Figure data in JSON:
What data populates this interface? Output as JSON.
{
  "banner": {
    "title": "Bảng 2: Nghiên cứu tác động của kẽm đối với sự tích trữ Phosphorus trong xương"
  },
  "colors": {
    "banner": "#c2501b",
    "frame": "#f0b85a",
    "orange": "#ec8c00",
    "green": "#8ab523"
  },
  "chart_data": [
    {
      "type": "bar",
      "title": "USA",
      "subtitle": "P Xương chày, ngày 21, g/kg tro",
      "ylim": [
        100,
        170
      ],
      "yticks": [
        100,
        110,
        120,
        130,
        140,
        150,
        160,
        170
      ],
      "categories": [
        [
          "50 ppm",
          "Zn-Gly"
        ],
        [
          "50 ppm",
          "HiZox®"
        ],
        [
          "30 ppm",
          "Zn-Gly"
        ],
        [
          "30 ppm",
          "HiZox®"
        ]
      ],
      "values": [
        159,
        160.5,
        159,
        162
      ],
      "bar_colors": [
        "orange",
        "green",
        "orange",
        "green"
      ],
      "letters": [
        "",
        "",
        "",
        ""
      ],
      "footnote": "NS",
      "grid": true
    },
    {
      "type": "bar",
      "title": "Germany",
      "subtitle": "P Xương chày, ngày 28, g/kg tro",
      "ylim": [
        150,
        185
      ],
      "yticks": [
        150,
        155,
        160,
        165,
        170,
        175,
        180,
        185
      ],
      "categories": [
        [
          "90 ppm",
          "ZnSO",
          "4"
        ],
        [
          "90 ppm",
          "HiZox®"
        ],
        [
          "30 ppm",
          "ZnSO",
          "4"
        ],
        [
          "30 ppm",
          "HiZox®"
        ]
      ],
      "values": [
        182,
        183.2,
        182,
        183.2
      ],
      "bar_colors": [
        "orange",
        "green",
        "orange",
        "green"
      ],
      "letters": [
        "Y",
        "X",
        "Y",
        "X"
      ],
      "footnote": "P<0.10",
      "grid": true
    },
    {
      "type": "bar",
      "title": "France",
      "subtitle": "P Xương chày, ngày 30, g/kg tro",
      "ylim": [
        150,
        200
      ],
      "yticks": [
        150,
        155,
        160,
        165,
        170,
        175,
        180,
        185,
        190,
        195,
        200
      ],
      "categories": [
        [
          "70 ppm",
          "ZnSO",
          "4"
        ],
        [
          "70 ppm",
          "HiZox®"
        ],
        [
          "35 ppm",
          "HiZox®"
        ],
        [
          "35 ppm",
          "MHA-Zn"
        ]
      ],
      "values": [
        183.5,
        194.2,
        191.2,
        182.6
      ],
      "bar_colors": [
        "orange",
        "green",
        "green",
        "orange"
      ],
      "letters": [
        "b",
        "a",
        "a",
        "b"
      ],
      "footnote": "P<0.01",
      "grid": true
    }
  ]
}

> STATED GOAL
Make an exact copy of the records.

> ANSWER IN FULL
What data populates this interface? Output as JSON.
{
  "banner": {
    "title": "Bảng 2: Nghiên cứu tác động của kẽm đối với sự tích trữ Phosphorus trong xương"
  },
  "colors": {
    "banner": "#c2501b",
    "frame": "#f0b85a",
    "orange": "#ec8c00",
    "green": "#8ab523"
  },
  "chart_data": [
    {
      "type": "bar",
      "title": "USA",
      "subtitle": "P Xương chày, ngày 21, g/kg tro",
      "ylim": [
        100,
        170
      ],
      "yticks": [
        100,
        110,
        120,
        130,
        140,
        150,
        160,
        170
      ],
      "categories": [
        [
          "50 ppm",
          "Zn-Gly"
        ],
        [
          "50 ppm",
          "HiZox®"
        ],
        [
          "30 ppm",
          "Zn-Gly"
        ],
        [
          "30 ppm",
          "HiZox®"
        ]
      ],
      "values": [
        159,
        160.5,
        159,
        162
      ],
      "bar_colors": [
        "orange",
        "green",
        "orange",
        "green"
      ],
      "letters": [
        "",
        "",
        "",
        ""
      ],
      "footnote": "NS",
      "grid": true
    },
    {
      "type": "bar",
      "title": "Germany",
      "subtitle": "P Xương chày, ngày 28, g/kg tro",
      "ylim": [
        150,
        185
      ],
      "yticks": [
        150,
        155,
        160,
        165,
        170,
        175,
        180,
        185
      ],
      "categories": [
        [
          "90 ppm",
          "ZnSO",
          "4"
        ],
        [
          "90 ppm",
          "HiZox®"
        ],
        [
          "30 ppm",
          "ZnSO",
          "4"
        ],
        [
          "30 ppm",
          "HiZox®"
        ]
      ],
      "values": [
        182,
        183.2,
        182,
        183.2
      ],
      "bar_colors": [
        "orange",
        "green",
        "orange",
        "green"
      ],
      "letters": [
        "Y",
        "X",
        "Y",
        "X"
      ],
      "footnote": "P<0.10",
      "grid": true
    },
    {
      "type": "bar",
      "title": "France",
      "subtitle": "P Xương chày, ngày 30, g/kg tro",
      "ylim": [
        150,
        200
      ],
      "yticks": [
        150,
        155,
        160,
        165,
        170,
        175,
        180,
        185,
        190,
        195,
        200
      ],
      "categories": [
        [
          "70 ppm",
          "ZnSO",
          "4"
        ],
        [
          "70 ppm",
          "HiZox®"
        ],
        [
          "35 ppm",
          "HiZox®"
        ],
        [
          "35 ppm",
          "MHA-Zn"
        ]
      ],
      "values": [
        183.5,
        194.2,
        191.2,
        182.6
      ],
      "bar_colors": [
        "orange",
        "green",
        "green",
        "orange"
      ],
      "letters": [
        "b",
        "a",
        "a",
        "b"
      ],
      "footnote": "P<0.01",
      "grid": true
    }
  ]
}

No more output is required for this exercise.